## Start Records shown

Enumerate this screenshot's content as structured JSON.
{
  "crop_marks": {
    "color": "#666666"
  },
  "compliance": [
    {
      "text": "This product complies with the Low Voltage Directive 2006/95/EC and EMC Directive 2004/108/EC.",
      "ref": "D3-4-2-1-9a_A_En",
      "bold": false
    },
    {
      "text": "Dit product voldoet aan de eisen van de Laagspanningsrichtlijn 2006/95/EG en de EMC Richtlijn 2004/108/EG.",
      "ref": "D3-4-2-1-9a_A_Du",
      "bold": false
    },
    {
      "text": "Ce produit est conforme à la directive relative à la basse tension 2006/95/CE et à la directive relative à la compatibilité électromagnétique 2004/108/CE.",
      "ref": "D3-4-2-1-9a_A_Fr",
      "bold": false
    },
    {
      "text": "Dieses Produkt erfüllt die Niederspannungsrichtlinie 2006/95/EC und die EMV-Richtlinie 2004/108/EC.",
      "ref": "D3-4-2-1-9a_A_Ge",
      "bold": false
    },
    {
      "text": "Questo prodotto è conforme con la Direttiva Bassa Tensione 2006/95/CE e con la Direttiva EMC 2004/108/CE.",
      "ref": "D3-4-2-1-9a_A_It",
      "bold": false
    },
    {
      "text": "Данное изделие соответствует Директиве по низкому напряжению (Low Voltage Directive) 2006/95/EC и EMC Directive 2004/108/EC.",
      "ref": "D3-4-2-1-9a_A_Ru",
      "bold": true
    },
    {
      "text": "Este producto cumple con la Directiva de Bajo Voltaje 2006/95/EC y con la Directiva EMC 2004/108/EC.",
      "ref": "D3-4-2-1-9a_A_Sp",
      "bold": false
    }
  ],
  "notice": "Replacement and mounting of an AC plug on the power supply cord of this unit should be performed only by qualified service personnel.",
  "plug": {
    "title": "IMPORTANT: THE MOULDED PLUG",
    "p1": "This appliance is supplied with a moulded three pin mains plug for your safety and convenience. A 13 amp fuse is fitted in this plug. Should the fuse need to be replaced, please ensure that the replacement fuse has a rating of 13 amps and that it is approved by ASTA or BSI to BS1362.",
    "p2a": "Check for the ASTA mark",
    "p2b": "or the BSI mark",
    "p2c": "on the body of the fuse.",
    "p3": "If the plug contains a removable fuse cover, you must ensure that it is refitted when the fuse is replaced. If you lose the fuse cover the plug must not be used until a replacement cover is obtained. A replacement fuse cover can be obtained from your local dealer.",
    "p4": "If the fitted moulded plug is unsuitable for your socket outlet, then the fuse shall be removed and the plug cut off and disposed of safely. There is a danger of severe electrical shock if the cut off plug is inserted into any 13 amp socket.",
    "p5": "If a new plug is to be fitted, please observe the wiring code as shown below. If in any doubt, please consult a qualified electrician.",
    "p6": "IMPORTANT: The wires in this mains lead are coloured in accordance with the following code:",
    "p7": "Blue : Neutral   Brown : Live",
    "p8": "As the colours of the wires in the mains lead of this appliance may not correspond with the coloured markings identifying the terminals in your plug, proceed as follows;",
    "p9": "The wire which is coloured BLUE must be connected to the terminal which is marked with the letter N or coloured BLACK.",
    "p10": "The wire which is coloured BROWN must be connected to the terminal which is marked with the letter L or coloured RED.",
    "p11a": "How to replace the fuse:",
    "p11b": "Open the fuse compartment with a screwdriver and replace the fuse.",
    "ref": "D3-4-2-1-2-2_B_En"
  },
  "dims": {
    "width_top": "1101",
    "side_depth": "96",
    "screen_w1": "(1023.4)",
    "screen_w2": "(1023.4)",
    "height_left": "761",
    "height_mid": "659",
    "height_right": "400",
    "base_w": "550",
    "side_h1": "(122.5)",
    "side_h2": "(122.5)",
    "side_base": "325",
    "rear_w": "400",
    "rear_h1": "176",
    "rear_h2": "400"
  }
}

## End Records shown

Among the entries above, how many lines include the word "code"? Give the number with no comment.

2